====== Material provided ======

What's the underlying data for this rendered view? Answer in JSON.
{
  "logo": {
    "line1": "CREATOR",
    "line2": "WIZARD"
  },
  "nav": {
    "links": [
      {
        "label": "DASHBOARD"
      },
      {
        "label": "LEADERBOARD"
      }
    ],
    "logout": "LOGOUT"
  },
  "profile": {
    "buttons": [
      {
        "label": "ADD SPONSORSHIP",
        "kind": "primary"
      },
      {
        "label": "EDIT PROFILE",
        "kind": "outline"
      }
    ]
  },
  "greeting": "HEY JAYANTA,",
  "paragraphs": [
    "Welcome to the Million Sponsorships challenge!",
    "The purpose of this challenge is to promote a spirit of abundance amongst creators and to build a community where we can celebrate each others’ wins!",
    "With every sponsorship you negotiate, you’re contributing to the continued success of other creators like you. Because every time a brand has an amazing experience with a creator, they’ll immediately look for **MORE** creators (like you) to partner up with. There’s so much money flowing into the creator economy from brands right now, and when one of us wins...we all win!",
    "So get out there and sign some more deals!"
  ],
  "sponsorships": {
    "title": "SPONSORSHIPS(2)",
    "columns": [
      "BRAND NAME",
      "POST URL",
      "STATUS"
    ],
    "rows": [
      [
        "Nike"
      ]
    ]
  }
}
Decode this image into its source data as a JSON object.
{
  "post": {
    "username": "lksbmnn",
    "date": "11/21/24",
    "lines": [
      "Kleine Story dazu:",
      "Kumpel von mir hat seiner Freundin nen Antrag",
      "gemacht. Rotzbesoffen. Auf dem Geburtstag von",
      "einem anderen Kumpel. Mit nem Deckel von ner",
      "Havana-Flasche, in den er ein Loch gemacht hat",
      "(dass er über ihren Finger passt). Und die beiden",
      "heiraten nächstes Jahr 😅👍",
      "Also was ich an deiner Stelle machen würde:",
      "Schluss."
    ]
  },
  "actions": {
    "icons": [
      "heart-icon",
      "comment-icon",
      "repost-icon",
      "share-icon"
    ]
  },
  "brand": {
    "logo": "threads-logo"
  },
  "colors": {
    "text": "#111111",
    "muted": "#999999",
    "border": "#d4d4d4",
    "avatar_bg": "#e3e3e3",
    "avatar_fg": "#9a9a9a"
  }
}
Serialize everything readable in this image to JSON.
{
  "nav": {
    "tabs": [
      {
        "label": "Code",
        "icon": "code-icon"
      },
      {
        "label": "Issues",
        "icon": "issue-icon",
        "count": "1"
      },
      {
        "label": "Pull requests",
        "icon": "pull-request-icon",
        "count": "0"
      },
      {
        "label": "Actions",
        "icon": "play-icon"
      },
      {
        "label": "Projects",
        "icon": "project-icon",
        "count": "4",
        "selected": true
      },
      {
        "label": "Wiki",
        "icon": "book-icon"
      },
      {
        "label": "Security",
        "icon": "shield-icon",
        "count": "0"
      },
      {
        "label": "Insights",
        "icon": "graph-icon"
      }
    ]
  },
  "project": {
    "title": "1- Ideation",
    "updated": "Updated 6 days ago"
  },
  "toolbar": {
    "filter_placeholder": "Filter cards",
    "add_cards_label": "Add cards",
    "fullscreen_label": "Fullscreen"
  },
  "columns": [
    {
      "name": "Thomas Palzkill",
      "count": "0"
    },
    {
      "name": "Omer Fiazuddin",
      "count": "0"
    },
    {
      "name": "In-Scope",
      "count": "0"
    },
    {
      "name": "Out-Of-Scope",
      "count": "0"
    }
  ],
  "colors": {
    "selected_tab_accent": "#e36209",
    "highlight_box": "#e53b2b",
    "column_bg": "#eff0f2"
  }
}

======

**Task details**.
Write out exactly the final stretch of the records: the line containing "Serialize everything readable" and every line after it, through the last, and nothing else.

**Solution to this exercise**.
Serialize everything readable in this image to JSON.
{
  "nav": {
    "tabs": [
      {
        "label": "Code",
        "icon": "code-icon"
      },
      {
        "label": "Issues",
        "icon": "issue-icon",
        "count": "1"
      },
      {
        "label": "Pull requests",
        "icon": "pull-request-icon",
        "count": "0"
      },
      {
        "label": "Actions",
        "icon": "play-icon"
      },
      {
        "label": "Projects",
        "icon": "project-icon",
        "count": "4",
        "selected": true
      },
      {
        "label": "Wiki",
        "icon": "book-icon"
      },
      {
        "label": "Security",
        "icon": "shield-icon",
        "count": "0"
      },
      {
        "label": "Insights",
        "icon": "graph-icon"
      }
    ]
  },
  "project": {
    "title": "1- Ideation",
    "updated": "Updated 6 days ago"
  },
  "toolbar": {
    "filter_placeholder": "Filter cards",
    "add_cards_label": "Add cards",
    "fullscreen_label": "Fullscreen"
  },
  "columns": [
    {
      "name": "Thomas Palzkill",
      "count": "0"
    },
    {
      "name": "Omer Fiazuddin",
      "count": "0"
    },
    {
      "name": "In-Scope",
      "count": "0"
    },
    {
      "name": "Out-Of-Scope",
      "count": "0"
    }
  ],
  "colors": {
    "selected_tab_accent": "#e36209",
    "highlight_box": "#e53b2b",
    "column_bg": "#eff0f2"
  }
}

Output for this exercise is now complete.